▶ What you will do
Search the data for the word "clay". Reproduce every line where it is found.
•••••
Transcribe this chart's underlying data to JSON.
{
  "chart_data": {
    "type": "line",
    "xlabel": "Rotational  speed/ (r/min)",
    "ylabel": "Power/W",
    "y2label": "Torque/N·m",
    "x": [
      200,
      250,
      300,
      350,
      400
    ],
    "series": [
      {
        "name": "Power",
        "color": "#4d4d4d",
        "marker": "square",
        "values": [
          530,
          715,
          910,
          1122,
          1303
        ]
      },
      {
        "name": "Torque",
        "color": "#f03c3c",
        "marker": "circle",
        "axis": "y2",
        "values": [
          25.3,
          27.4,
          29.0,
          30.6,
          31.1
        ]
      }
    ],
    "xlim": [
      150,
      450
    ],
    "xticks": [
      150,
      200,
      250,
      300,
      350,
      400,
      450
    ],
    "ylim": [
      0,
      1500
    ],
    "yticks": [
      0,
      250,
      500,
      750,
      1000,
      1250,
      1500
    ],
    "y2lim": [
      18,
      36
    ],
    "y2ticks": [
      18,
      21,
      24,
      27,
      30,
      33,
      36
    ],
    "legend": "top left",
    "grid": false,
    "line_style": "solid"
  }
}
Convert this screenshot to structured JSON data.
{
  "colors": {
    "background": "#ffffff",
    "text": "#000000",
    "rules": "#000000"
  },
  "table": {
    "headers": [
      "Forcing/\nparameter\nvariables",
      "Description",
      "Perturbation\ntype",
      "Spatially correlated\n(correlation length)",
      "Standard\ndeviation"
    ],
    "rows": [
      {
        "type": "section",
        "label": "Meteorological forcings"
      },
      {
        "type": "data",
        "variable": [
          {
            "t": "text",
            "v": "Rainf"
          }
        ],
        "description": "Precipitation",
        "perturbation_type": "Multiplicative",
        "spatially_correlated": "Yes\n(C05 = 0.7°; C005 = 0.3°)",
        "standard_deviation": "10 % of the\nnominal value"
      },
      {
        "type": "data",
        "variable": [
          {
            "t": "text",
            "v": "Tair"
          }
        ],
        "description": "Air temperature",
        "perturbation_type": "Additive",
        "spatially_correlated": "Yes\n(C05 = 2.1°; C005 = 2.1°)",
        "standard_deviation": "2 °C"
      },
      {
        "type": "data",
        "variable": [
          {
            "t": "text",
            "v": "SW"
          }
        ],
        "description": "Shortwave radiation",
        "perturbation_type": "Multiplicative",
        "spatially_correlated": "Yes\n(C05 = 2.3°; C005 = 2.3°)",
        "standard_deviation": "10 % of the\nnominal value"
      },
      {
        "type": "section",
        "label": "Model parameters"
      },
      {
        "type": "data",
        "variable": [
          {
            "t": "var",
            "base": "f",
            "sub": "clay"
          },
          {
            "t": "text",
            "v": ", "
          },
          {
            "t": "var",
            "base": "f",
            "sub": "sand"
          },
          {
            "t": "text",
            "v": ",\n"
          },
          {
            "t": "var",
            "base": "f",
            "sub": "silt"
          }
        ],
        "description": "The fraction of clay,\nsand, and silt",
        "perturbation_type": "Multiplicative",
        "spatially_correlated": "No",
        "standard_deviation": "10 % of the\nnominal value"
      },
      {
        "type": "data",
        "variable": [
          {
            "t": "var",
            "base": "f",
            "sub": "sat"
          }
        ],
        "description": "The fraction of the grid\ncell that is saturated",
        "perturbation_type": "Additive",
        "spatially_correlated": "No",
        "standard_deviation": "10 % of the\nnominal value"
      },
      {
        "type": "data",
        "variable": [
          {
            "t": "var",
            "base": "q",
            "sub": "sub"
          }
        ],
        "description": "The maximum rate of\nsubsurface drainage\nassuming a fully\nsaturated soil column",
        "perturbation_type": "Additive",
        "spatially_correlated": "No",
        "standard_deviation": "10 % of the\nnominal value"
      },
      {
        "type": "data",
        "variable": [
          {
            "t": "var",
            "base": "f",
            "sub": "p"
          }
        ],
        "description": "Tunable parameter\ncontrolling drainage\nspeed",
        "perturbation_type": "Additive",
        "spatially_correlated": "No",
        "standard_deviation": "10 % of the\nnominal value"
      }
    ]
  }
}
•••••
▶ Response for this exercise
            "sub": "clay"
        "description": "The fraction of clay,\nsand, and silt",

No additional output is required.